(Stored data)
------------------------------------------------
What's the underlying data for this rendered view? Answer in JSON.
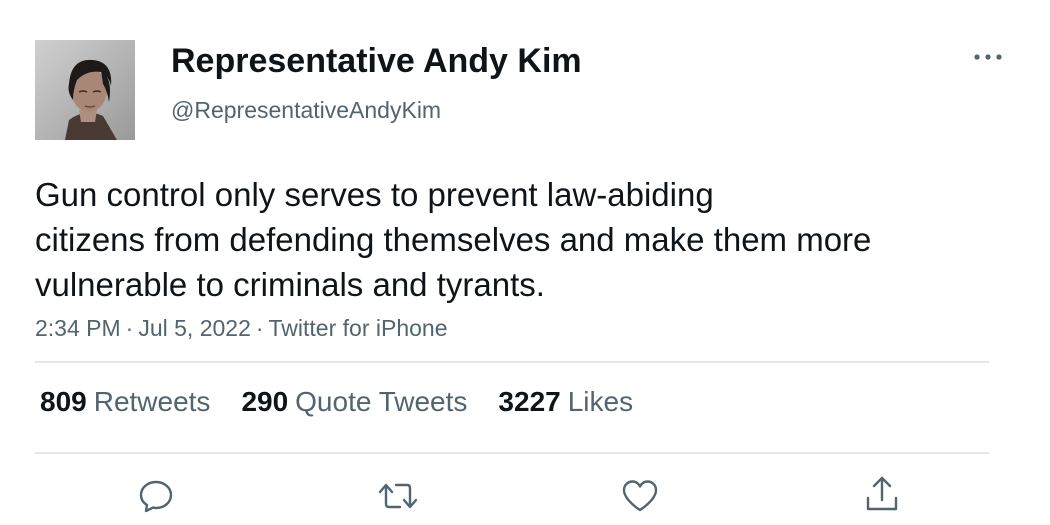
{
  "author": {
    "display_name": "Representative Andy Kim",
    "handle": "@RepresentativeAndyKim"
  },
  "tweet": {
    "text_lines": [
      "Gun control only serves to prevent law-abiding",
      "citizens from defending themselves and make them more",
      "vulnerable to criminals and tyrants."
    ],
    "time": "2:34 PM",
    "date": "Jul 5, 2022",
    "source": "Twitter for iPhone",
    "separator": "·"
  },
  "stats": {
    "retweets": {
      "count": "809",
      "label": "Retweets"
    },
    "quote_tweets": {
      "count": "290",
      "label": "Quote Tweets"
    },
    "likes": {
      "count": "3227",
      "label": "Likes"
    }
  },
  "icons": {
    "more": "more-horizontal-icon",
    "reply": "reply-icon",
    "retweet": "retweet-icon",
    "like": "heart-icon",
    "share": "share-icon"
  },
  "colors": {
    "primary_text": "#0f1419",
    "secondary_text": "#536471",
    "divider": "#e6e6e6",
    "background": "#ffffff"
  }
}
------------------------------------------------
• [DESCRIPTION OF THE TASK]: Replicate the material above verbatim; images stay out of the copy.

• [TASK RESULT]:
What's the underlying data for this rendered view? Answer in JSON.
{
  "author": {
    "display_name": "Representative Andy Kim",
    "handle": "@RepresentativeAndyKim"
  },
  "tweet": {
    "text_lines": [
      "Gun control only serves to prevent law-abiding",
      "citizens from defending themselves and make them more",
      "vulnerable to criminals and tyrants."
    ],
    "time": "2:34 PM",
    "date": "Jul 5, 2022",
    "source": "Twitter for iPhone",
    "separator": "·"
  },
  "stats": {
    "retweets": {
      "count": "809",
      "label": "Retweets"
    },
    "quote_tweets": {
      "count": "290",
      "label": "Quote Tweets"
    },
    "likes": {
      "count": "3227",
      "label": "Likes"
    }
  },
  "icons": {
    "more": "more-horizontal-icon",
    "reply": "reply-icon",
    "retweet": "retweet-icon",
    "like": "heart-icon",
    "share": "share-icon"
  },
  "colors": {
    "primary_text": "#0f1419",
    "secondary_text": "#536471",
    "divider": "#e6e6e6",
    "background": "#ffffff"
  }
}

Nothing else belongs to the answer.